[START OF Entries]

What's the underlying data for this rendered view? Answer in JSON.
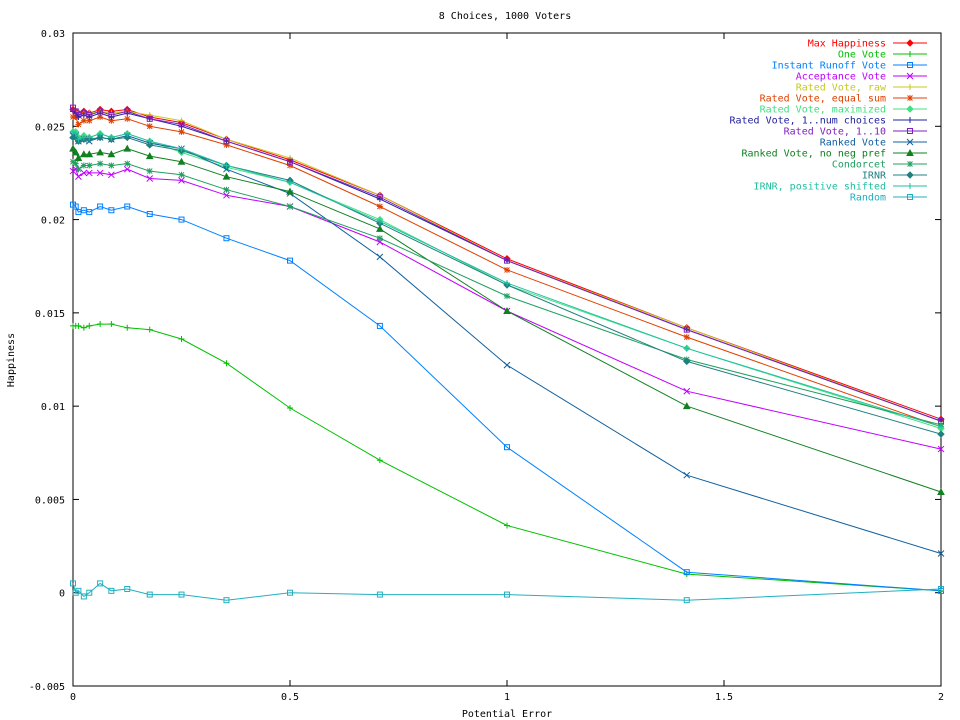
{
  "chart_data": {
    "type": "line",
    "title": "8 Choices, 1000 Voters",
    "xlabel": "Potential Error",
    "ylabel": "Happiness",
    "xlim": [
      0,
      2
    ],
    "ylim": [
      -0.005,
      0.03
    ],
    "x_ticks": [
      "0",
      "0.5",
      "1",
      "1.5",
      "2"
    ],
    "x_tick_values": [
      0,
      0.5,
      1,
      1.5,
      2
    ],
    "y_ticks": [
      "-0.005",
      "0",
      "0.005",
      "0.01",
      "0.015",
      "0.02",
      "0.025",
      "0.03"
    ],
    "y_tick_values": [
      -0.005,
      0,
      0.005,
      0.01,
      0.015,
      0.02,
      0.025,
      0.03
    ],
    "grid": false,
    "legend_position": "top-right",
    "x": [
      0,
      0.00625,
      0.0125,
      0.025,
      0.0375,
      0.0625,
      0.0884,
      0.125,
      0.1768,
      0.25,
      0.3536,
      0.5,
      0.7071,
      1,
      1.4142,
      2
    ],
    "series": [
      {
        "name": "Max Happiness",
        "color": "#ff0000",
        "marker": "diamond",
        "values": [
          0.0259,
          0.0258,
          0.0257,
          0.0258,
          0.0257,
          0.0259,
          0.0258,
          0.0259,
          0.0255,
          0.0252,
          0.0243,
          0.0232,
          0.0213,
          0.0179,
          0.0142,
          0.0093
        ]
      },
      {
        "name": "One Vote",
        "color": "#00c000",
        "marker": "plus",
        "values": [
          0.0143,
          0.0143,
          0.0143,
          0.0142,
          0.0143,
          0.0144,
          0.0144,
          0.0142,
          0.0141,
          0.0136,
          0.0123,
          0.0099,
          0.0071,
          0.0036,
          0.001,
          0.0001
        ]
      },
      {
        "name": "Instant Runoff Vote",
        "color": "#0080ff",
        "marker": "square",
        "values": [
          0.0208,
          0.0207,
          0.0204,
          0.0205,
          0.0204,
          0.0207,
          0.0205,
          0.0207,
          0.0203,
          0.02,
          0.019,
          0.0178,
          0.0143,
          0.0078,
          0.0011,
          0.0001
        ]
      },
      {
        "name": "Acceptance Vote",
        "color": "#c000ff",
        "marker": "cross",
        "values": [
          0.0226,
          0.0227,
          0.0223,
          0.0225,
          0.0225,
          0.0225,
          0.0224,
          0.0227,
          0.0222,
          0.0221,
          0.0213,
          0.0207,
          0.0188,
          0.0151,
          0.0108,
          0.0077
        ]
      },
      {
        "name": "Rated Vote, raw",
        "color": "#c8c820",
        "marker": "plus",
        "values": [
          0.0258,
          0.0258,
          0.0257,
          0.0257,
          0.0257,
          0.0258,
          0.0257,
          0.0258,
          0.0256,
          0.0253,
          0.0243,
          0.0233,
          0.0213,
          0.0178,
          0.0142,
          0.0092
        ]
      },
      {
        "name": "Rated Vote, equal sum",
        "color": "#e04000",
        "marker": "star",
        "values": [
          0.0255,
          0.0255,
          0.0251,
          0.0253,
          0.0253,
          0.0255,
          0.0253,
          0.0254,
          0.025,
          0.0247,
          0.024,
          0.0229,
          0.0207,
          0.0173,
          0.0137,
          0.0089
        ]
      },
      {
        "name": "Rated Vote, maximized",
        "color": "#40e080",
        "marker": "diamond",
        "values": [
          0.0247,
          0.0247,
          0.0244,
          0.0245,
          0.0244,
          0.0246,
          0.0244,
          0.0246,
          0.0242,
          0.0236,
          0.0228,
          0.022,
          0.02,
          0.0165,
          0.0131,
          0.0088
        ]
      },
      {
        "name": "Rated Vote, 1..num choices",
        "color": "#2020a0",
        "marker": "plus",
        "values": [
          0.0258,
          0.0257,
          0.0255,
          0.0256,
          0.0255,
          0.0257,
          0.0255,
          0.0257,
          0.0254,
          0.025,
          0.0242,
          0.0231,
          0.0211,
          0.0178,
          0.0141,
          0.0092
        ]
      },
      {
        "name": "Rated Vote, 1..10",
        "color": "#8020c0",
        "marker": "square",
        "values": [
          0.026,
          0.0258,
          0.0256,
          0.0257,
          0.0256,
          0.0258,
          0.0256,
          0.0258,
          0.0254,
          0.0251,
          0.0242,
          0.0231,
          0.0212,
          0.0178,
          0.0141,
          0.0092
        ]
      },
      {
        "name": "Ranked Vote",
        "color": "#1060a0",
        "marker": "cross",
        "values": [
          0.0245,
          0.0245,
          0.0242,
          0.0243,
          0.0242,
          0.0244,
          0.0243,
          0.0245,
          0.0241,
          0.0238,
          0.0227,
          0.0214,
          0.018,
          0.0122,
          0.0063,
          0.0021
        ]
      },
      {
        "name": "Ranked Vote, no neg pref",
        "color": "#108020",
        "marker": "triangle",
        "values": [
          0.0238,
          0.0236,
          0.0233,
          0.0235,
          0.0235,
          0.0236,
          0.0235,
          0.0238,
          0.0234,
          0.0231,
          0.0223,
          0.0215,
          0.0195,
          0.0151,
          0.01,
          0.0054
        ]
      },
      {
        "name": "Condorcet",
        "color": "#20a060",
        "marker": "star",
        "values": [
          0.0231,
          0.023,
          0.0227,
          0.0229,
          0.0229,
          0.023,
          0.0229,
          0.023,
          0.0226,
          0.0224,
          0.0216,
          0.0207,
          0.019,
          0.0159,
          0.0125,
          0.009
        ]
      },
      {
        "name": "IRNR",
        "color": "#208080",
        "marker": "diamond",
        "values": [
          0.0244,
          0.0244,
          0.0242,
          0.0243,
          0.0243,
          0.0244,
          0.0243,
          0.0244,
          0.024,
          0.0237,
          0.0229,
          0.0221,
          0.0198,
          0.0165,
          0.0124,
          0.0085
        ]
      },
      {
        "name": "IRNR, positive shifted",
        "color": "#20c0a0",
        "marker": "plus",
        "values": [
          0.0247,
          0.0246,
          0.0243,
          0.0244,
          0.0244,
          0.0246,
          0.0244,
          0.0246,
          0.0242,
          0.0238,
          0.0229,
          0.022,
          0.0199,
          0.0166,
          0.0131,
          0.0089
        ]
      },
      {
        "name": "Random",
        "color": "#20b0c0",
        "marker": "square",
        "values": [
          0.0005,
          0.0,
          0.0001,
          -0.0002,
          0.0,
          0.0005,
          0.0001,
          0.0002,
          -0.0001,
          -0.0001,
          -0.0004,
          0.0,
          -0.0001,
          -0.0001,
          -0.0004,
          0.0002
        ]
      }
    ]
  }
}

[END OF Entries]
[START OF Entries]

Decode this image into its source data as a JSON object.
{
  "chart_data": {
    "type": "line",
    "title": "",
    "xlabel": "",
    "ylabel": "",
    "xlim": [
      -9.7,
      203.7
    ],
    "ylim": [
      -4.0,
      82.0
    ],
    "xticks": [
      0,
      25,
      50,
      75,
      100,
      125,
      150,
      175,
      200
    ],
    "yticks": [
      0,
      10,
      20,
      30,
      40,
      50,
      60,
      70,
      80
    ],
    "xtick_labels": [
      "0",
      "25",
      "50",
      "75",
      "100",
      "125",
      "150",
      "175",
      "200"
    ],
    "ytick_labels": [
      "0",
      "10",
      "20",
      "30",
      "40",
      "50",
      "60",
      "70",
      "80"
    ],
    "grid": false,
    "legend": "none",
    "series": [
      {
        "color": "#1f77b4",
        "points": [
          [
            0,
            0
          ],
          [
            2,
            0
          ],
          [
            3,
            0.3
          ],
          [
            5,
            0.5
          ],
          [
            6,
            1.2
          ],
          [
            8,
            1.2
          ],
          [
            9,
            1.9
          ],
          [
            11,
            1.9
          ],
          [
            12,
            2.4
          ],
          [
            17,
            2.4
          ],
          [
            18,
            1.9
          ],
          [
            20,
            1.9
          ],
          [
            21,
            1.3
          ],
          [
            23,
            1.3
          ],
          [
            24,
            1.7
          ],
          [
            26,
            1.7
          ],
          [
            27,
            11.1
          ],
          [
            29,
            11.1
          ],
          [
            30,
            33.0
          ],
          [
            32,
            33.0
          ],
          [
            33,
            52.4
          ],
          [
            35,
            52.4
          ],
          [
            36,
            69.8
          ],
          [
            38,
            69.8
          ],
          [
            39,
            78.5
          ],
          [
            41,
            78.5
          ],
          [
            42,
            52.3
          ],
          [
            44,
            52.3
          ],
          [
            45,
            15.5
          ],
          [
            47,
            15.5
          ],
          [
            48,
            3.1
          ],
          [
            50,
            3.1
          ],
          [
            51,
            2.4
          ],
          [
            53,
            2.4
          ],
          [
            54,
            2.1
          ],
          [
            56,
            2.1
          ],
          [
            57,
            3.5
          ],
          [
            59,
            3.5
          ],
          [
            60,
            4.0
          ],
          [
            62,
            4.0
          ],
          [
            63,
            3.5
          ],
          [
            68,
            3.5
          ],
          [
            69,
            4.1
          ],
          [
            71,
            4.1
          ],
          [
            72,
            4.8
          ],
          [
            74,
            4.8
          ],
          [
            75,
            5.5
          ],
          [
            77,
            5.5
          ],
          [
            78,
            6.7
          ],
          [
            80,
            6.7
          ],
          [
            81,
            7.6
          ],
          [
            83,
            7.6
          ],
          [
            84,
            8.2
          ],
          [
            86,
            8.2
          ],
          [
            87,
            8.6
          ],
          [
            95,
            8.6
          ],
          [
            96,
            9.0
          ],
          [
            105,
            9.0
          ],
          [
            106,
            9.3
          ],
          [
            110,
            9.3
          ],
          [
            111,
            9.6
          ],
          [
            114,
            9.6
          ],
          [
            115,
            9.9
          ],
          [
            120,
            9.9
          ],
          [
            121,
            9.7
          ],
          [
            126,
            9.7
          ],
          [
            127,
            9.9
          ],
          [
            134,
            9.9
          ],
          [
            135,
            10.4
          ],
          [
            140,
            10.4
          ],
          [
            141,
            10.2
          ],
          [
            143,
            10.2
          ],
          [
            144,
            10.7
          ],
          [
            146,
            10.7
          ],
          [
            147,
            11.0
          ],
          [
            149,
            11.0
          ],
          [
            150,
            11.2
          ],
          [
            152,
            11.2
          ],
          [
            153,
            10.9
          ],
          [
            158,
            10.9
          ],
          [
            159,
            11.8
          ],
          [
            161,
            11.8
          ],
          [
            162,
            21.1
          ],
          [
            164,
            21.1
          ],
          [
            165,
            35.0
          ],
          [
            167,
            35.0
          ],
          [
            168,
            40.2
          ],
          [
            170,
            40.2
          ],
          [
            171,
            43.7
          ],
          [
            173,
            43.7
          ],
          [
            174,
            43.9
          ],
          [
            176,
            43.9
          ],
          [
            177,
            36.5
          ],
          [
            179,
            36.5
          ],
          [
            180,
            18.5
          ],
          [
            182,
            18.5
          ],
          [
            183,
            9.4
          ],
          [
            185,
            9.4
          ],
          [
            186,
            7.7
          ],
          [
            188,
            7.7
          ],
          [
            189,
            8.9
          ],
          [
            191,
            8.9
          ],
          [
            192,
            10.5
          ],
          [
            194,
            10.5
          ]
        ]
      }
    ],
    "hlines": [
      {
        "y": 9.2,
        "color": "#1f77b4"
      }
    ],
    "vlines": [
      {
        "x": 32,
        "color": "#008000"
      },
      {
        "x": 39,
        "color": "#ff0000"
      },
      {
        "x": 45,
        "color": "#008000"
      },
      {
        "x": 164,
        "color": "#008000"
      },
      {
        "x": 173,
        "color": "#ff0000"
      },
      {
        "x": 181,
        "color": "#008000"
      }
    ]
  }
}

[END OF Entries]
[START OF Entries]

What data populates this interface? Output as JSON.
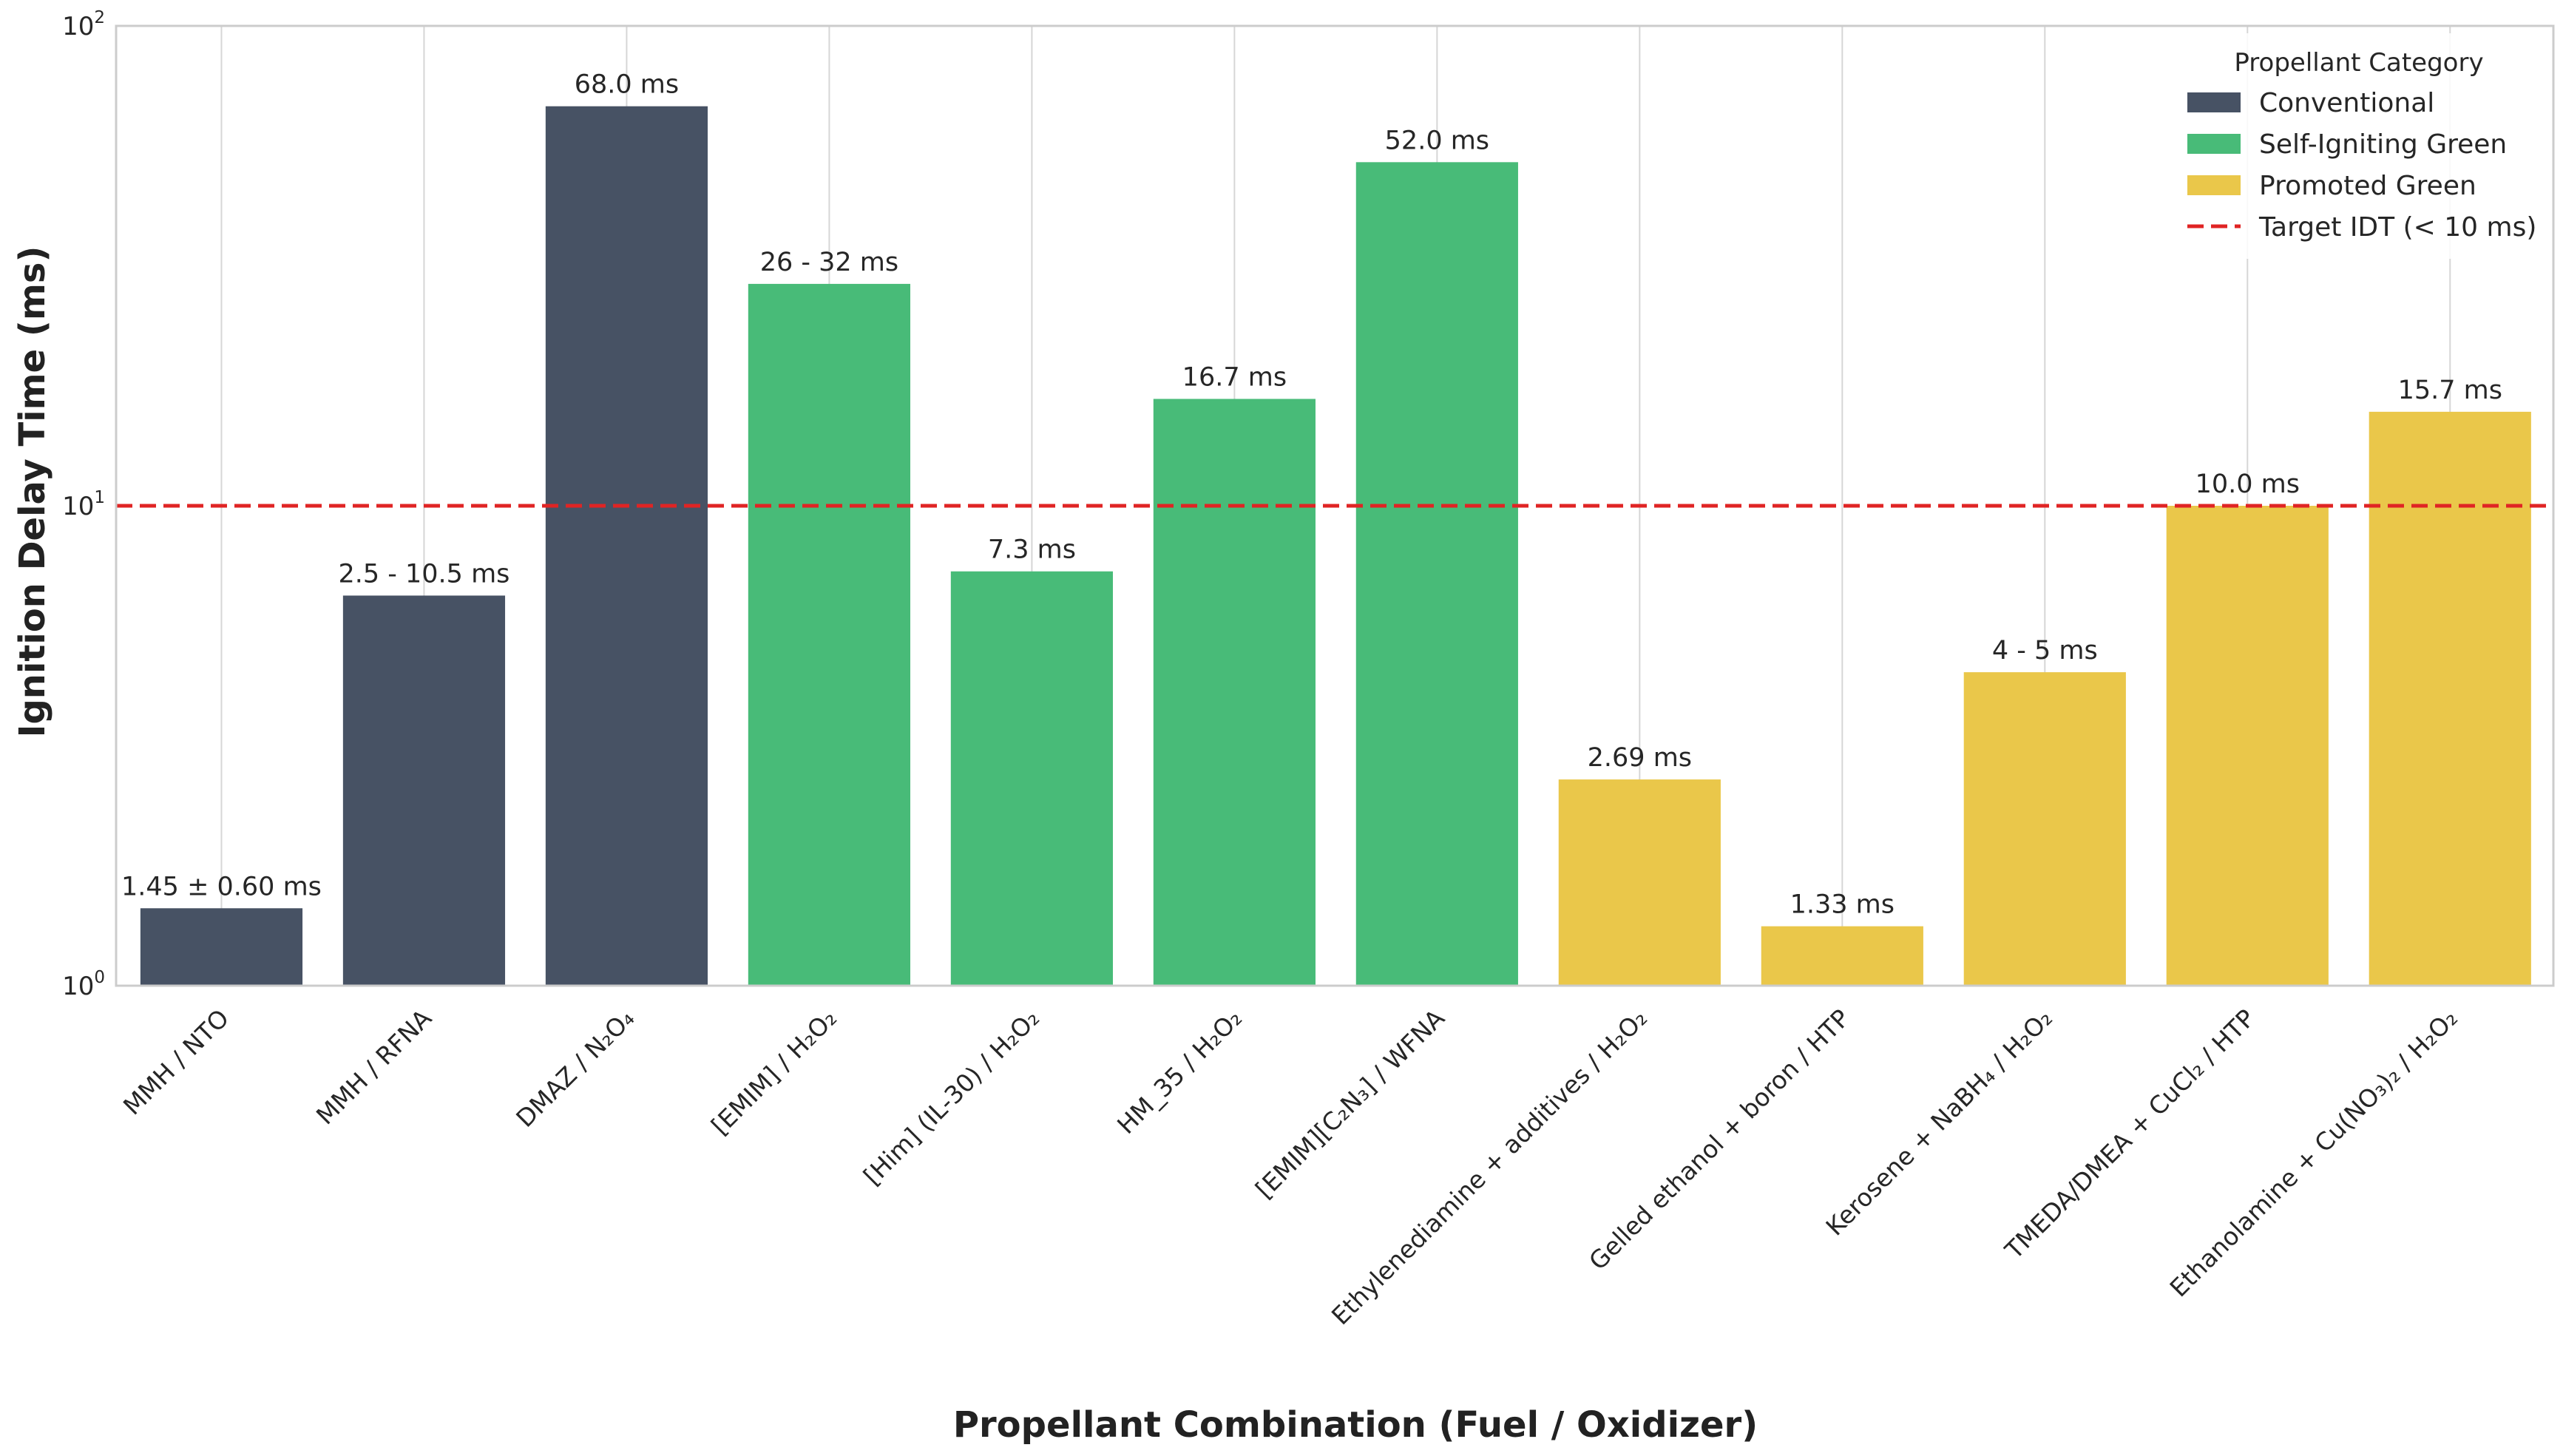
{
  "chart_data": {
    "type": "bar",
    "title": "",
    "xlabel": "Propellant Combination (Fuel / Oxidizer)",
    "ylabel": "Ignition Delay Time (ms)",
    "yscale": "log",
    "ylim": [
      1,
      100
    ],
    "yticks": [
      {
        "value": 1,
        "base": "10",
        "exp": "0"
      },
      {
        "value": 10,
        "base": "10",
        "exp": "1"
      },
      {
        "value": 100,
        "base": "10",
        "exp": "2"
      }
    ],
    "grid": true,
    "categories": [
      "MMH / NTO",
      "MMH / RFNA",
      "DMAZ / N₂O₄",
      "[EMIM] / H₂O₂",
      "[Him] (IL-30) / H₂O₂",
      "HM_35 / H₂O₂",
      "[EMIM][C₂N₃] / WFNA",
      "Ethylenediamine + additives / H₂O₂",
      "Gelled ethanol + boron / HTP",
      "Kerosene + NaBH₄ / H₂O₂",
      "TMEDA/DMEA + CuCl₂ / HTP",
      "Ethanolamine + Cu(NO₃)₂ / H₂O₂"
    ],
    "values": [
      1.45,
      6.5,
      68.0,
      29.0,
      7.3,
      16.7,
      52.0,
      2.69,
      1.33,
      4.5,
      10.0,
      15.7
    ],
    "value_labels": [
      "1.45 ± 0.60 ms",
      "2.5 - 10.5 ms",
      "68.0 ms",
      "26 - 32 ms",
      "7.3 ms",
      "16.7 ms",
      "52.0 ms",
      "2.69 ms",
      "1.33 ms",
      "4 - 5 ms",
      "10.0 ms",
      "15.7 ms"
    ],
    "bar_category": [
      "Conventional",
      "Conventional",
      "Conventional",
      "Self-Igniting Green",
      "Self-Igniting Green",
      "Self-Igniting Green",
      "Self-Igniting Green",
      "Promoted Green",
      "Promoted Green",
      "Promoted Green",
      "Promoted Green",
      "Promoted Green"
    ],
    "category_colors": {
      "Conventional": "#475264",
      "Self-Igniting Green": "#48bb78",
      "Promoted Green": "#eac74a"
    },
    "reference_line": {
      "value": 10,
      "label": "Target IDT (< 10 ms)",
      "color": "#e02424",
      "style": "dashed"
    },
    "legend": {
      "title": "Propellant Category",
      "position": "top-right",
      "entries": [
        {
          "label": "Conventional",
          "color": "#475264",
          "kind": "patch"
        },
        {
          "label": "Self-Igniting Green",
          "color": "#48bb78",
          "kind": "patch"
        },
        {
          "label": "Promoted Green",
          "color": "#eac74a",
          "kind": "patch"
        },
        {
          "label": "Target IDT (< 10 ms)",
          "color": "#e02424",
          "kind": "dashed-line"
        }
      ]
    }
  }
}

[END OF Entries]

# Requirements
Among the lines of the material, find those that hold the word "What" and copy them.

# Task output
What's the underlying data for this rendered view? Answer in JSON.
What data populates this interface? Output as JSON.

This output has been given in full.